Part of a data file:
━━━━━━
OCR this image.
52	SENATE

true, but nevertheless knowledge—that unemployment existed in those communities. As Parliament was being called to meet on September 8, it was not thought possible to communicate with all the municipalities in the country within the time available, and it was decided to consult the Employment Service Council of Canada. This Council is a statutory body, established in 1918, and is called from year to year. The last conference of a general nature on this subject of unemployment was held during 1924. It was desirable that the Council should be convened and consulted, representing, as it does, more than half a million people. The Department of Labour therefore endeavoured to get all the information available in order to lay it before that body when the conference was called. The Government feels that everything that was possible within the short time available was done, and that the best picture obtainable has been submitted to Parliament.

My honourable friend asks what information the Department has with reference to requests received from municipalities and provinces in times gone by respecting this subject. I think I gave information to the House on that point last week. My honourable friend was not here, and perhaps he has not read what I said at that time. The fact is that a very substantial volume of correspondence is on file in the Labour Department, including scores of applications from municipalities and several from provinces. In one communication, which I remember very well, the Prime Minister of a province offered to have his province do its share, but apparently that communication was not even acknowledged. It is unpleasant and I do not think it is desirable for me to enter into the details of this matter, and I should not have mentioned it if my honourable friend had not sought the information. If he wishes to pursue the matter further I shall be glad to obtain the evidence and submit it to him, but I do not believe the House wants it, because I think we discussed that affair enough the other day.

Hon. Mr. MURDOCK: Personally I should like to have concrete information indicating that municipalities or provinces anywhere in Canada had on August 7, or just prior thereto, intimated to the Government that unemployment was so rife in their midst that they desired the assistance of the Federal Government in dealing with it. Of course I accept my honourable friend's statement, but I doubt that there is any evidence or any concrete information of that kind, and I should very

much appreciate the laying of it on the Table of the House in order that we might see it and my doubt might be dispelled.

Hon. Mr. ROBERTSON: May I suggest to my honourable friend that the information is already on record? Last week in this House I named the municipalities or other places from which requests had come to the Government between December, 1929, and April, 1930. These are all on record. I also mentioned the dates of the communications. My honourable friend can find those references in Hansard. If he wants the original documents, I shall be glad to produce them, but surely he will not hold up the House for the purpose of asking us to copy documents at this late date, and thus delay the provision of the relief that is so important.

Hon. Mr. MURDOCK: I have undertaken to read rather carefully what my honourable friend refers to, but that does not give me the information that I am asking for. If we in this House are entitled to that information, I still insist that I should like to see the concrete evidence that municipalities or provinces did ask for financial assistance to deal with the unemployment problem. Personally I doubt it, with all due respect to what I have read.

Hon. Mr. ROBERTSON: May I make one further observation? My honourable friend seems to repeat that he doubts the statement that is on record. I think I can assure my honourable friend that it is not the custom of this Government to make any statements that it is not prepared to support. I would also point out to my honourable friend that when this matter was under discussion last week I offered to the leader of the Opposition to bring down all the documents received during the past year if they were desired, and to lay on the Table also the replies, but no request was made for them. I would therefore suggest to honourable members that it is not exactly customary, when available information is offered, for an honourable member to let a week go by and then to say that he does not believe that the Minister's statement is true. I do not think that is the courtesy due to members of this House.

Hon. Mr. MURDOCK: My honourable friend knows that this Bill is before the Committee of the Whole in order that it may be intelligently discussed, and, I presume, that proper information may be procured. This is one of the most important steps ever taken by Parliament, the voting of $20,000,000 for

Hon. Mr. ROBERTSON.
━━━━━━
**Goal:** Return all of the data word for word.

**Task response:**
OCR this image.
52	SENATE

true, but nevertheless knowledge—that unemployment existed in those communities. As Parliament was being called to meet on September 8, it was not thought possible to communicate with all the municipalities in the country within the time available, and it was decided to consult the Employment Service Council of Canada. This Council is a statutory body, established in 1918, and is called from year to year. The last conference of a general nature on this subject of unemployment was held during 1924. It was desirable that the Council should be convened and consulted, representing, as it does, more than half a million people. The Department of Labour therefore endeavoured to get all the information available in order to lay it before that body when the conference was called. The Government feels that everything that was possible within the short time available was done, and that the best picture obtainable has been submitted to Parliament.

My honourable friend asks what information the Department has with reference to requests received from municipalities and provinces in times gone by respecting this subject. I think I gave information to the House on that point last week. My honourable friend was not here, and perhaps he has not read what I said at that time. The fact is that a very substantial volume of correspondence is on file in the Labour Department, including scores of applications from municipalities and several from provinces. In one communication, which I remember very well, the Prime Minister of a province offered to have his province do its share, but apparently that communication was not even acknowledged. It is unpleasant and I do not think it is desirable for me to enter into the details of this matter, and I should not have mentioned it if my honourable friend had not sought the information. If he wishes to pursue the matter further I shall be glad to obtain the evidence and submit it to him, but I do not believe the House wants it, because I think we discussed that affair enough the other day.

Hon. Mr. MURDOCK: Personally I should like to have concrete information indicating that municipalities or provinces anywhere in Canada had on August 7, or just prior thereto, intimated to the Government that unemployment was so rife in their midst that they desired the assistance of the Federal Government in dealing with it. Of course I accept my honourable friend's statement, but I doubt that there is any evidence or any concrete information of that kind, and I should very

much appreciate the laying of it on the Table of the House in order that we might see it and my doubt might be dispelled.

Hon. Mr. ROBERTSON: May I suggest to my honourable friend that the information is already on record? Last week in this House I named the municipalities or other places from which requests had come to the Government between December, 1929, and April, 1930. These are all on record. I also mentioned the dates of the communications. My honourable friend can find those references in Hansard. If he wants the original documents, I shall be glad to produce them, but surely he will not hold up the House for the purpose of asking us to copy documents at this late date, and thus delay the provision of the relief that is so important.

Hon. Mr. MURDOCK: I have undertaken to read rather carefully what my honourable friend refers to, but that does not give me the information that I am asking for. If we in this House are entitled to that information, I still insist that I should like to see the concrete evidence that municipalities or provinces did ask for financial assistance to deal with the unemployment problem. Personally I doubt it, with all due respect to what I have read.

Hon. Mr. ROBERTSON: May I make one further observation? My honourable friend seems to repeat that he doubts the statement that is on record. I think I can assure my honourable friend that it is not the custom of this Government to make any statements that it is not prepared to support. I would also point out to my honourable friend that when this matter was under discussion last week I offered to the leader of the Opposition to bring down all the documents received during the past year if they were desired, and to lay on the Table also the replies, but no request was made for them. I would therefore suggest to honourable members that it is not exactly customary, when available information is offered, for an honourable member to let a week go by and then to say that he does not believe that the Minister's statement is true. I do not think that is the courtesy due to members of this House.

Hon. Mr. MURDOCK: My honourable friend knows that this Bill is before the Committee of the Whole in order that it may be intelligently discussed, and, I presume, that proper information may be procured. This is one of the most important steps ever taken by Parliament, the voting of $20,000,000 for

Hon. Mr. ROBERTSON.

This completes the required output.